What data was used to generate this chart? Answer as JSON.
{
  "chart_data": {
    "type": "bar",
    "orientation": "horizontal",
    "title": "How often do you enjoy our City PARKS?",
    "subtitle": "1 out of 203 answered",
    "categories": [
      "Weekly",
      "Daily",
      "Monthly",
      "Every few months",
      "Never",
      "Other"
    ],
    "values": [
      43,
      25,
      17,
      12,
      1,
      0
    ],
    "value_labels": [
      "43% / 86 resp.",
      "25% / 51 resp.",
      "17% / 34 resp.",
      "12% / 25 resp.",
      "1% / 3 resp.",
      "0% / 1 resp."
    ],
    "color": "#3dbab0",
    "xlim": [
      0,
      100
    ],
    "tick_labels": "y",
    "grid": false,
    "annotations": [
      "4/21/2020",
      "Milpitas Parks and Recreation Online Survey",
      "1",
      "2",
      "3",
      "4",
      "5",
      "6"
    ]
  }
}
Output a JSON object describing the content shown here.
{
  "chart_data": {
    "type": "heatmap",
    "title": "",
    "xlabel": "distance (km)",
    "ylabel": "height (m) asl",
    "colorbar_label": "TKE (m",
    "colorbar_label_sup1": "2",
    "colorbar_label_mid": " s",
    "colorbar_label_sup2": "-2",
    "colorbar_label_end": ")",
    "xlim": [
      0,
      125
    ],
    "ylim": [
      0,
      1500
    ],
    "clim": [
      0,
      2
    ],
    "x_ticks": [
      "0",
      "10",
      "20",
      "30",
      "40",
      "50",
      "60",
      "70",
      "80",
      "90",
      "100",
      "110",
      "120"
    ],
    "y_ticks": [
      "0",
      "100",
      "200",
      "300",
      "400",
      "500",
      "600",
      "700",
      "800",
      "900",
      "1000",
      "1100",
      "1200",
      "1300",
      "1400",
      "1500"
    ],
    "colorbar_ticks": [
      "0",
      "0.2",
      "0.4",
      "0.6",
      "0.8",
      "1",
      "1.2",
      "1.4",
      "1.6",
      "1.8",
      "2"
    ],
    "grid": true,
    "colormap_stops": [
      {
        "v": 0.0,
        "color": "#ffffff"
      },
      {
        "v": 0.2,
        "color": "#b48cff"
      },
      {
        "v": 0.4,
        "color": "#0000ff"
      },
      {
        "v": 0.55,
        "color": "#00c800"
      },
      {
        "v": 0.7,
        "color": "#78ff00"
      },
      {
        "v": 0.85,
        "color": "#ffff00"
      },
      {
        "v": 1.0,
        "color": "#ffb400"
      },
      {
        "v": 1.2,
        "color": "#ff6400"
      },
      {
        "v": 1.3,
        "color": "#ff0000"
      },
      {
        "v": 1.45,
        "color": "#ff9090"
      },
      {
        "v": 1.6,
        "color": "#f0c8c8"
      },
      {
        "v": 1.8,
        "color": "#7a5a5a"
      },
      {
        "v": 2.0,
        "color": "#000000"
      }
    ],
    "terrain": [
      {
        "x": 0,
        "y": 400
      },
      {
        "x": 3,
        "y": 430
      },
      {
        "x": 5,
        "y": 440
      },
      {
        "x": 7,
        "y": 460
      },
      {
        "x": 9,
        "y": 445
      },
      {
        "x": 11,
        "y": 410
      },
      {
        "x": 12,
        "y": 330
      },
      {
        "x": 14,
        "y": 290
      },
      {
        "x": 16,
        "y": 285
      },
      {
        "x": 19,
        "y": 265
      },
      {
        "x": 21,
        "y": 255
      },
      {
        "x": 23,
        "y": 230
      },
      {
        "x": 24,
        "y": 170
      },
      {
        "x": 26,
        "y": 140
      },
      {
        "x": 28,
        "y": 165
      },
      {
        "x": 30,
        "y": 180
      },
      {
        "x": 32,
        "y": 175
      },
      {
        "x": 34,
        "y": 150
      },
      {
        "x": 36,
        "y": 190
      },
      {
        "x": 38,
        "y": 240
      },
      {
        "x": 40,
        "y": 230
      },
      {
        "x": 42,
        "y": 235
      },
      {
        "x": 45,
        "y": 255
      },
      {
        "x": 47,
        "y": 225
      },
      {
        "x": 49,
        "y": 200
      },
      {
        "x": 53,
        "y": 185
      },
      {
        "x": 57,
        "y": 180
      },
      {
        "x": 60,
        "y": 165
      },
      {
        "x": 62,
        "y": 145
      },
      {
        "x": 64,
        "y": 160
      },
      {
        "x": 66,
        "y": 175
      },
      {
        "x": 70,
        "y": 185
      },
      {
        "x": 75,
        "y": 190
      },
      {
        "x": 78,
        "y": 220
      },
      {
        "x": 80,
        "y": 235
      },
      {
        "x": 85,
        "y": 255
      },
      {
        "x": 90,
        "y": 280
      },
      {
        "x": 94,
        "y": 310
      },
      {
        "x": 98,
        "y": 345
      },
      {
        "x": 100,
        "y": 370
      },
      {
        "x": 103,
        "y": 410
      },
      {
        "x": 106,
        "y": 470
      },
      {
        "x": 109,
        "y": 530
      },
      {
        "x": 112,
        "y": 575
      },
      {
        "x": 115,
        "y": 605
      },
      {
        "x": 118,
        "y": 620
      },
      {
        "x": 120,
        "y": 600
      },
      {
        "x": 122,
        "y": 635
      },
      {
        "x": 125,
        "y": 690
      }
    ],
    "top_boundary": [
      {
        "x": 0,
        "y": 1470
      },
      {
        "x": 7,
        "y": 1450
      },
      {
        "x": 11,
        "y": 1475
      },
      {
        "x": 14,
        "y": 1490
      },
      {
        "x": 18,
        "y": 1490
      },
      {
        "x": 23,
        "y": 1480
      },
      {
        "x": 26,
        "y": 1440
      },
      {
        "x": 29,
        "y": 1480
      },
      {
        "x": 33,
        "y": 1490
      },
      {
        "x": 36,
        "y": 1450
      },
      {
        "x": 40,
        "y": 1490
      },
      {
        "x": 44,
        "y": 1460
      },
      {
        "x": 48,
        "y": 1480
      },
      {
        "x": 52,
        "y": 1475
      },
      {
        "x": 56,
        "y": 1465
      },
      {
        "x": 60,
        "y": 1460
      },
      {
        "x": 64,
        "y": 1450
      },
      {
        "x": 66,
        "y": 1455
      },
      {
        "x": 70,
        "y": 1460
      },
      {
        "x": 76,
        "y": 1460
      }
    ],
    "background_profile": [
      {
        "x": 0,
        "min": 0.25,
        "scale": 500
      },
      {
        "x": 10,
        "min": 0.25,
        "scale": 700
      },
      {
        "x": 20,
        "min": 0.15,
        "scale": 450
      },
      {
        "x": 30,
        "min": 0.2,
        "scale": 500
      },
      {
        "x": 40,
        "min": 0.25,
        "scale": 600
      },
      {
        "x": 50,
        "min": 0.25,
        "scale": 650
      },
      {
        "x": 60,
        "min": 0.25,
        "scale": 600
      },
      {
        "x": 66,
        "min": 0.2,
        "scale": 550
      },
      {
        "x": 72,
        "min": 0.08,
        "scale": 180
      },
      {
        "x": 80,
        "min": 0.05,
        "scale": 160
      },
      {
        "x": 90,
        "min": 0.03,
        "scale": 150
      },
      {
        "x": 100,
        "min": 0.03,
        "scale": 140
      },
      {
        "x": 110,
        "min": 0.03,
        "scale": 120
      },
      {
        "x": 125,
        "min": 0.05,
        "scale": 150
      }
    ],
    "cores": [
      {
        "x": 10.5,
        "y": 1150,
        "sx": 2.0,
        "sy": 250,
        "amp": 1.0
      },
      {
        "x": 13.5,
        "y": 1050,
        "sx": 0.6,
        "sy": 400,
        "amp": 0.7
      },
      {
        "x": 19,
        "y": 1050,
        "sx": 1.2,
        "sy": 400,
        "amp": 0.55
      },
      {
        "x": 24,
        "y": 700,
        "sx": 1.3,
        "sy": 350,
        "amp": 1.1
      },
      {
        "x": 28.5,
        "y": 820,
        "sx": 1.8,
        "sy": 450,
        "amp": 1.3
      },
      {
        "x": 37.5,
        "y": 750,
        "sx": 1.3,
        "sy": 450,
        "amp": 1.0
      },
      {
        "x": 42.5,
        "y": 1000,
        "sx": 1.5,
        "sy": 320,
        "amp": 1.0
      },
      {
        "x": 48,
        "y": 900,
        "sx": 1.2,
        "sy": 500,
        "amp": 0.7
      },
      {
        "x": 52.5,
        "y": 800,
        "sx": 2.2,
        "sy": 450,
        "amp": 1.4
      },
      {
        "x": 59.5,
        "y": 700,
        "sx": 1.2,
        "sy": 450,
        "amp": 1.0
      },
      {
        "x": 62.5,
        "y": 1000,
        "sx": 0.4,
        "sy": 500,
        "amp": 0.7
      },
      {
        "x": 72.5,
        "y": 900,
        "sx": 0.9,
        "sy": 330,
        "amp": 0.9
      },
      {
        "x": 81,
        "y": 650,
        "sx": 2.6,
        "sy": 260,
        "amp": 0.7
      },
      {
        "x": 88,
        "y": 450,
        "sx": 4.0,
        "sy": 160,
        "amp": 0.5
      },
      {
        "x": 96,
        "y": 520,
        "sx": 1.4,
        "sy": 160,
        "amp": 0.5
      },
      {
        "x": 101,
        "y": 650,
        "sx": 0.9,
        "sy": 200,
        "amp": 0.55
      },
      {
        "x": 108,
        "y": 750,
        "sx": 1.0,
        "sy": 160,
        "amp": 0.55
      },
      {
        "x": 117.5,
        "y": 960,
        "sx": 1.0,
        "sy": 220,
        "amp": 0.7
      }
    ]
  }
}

════════════════

Aim. Return every line above that contains the word "JSON".

Answer to this problem.
What data was used to generate this chart? Answer as JSON.
Output a JSON object describing the content shown here.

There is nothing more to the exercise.